Information supplied →
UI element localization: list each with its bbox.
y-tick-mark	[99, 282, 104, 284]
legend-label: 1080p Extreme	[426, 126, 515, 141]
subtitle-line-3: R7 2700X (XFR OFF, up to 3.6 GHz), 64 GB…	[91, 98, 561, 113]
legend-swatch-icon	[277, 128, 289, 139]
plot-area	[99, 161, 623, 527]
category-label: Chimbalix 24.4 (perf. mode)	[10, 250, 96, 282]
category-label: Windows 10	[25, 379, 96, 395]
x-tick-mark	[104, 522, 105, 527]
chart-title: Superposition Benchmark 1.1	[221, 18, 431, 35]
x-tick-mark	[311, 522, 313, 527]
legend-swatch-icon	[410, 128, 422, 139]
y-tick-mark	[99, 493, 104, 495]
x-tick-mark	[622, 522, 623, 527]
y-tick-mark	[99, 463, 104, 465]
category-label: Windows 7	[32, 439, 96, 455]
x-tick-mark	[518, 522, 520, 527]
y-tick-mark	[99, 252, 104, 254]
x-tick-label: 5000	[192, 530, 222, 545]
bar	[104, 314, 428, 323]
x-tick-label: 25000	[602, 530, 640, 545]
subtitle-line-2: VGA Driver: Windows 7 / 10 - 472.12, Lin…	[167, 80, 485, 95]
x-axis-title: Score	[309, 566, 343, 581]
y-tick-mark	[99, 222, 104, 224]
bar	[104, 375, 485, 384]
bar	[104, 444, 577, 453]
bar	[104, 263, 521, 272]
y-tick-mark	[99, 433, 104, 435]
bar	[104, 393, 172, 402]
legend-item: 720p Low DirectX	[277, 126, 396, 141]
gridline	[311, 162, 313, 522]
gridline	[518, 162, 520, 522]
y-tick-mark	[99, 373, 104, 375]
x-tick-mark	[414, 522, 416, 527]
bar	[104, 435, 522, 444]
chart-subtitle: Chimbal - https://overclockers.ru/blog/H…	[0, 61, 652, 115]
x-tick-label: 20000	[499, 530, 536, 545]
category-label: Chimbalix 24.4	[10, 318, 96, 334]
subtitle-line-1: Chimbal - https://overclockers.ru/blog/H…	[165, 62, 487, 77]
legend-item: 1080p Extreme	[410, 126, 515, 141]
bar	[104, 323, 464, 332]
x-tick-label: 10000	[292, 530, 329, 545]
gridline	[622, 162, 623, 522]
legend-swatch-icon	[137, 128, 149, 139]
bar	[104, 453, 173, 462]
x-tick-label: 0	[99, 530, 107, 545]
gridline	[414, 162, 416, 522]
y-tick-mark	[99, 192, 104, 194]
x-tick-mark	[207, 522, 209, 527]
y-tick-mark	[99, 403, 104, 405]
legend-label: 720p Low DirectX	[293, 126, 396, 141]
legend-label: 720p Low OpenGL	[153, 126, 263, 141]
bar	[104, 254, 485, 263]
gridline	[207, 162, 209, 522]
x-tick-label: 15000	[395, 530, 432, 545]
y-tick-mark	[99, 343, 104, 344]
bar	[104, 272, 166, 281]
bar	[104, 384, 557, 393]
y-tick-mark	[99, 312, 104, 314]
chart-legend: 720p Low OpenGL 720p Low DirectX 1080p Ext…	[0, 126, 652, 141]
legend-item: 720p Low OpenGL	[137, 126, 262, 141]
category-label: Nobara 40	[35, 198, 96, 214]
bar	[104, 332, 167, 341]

Task requirements → Copy out every line of the records above, unchanged and in the same order.

Output of the exercise →
UI element localization: list each with its bbox.
y-tick-mark	[99, 282, 104, 284]
legend-label: 1080p Extreme	[426, 126, 515, 141]
subtitle-line-3: R7 2700X (XFR OFF, up to 3.6 GHz), 64 GB…	[91, 98, 561, 113]
legend-swatch-icon	[277, 128, 289, 139]
plot-area	[99, 161, 623, 527]
category-label: Chimbalix 24.4 (perf. mode)	[10, 250, 96, 282]
category-label: Windows 10	[25, 379, 96, 395]
x-tick-mark	[104, 522, 105, 527]
chart-title: Superposition Benchmark 1.1	[221, 18, 431, 35]
x-tick-mark	[311, 522, 313, 527]
legend-swatch-icon	[410, 128, 422, 139]
y-tick-mark	[99, 493, 104, 495]
x-tick-mark	[622, 522, 623, 527]
y-tick-mark	[99, 463, 104, 465]
category-label: Windows 7	[32, 439, 96, 455]
x-tick-mark	[518, 522, 520, 527]
y-tick-mark	[99, 252, 104, 254]
x-tick-label: 5000	[192, 530, 222, 545]
bar	[104, 314, 428, 323]
x-tick-label: 25000	[602, 530, 640, 545]
subtitle-line-2: VGA Driver: Windows 7 / 10 - 472.12, Lin…	[167, 80, 485, 95]
x-axis-title: Score	[309, 566, 343, 581]
y-tick-mark	[99, 222, 104, 224]
bar	[104, 375, 485, 384]
bar	[104, 444, 577, 453]
bar	[104, 263, 521, 272]
y-tick-mark	[99, 433, 104, 435]
bar	[104, 393, 172, 402]
legend-item: 720p Low DirectX	[277, 126, 396, 141]
gridline	[311, 162, 313, 522]
gridline	[518, 162, 520, 522]
y-tick-mark	[99, 373, 104, 375]
x-tick-mark	[414, 522, 416, 527]
bar	[104, 435, 522, 444]
chart-subtitle: Chimbal - https://overclockers.ru/blog/H…	[0, 61, 652, 115]
x-tick-label: 20000	[499, 530, 536, 545]
category-label: Chimbalix 24.4	[10, 318, 96, 334]
subtitle-line-1: Chimbal - https://overclockers.ru/blog/H…	[165, 62, 487, 77]
legend-item: 1080p Extreme	[410, 126, 515, 141]
bar	[104, 323, 464, 332]
x-tick-label: 10000	[292, 530, 329, 545]
gridline	[622, 162, 623, 522]
legend-swatch-icon	[137, 128, 149, 139]
bar	[104, 453, 173, 462]
x-tick-label: 0	[99, 530, 107, 545]
gridline	[414, 162, 416, 522]
y-tick-mark	[99, 192, 104, 194]
x-tick-mark	[207, 522, 209, 527]
y-tick-mark	[99, 403, 104, 405]
legend-label: 720p Low DirectX	[293, 126, 396, 141]
legend-label: 720p Low OpenGL	[153, 126, 263, 141]
bar	[104, 254, 485, 263]
gridline	[207, 162, 209, 522]
x-tick-label: 15000	[395, 530, 432, 545]
y-tick-mark	[99, 343, 104, 344]
bar	[104, 272, 166, 281]
bar	[104, 384, 557, 393]
y-tick-mark	[99, 312, 104, 314]
chart-legend: 720p Low OpenGL 720p Low DirectX 1080p Ext…	[0, 126, 652, 141]
legend-item: 720p Low OpenGL	[137, 126, 262, 141]
category-label: Nobara 40	[35, 198, 96, 214]
bar	[104, 332, 167, 341]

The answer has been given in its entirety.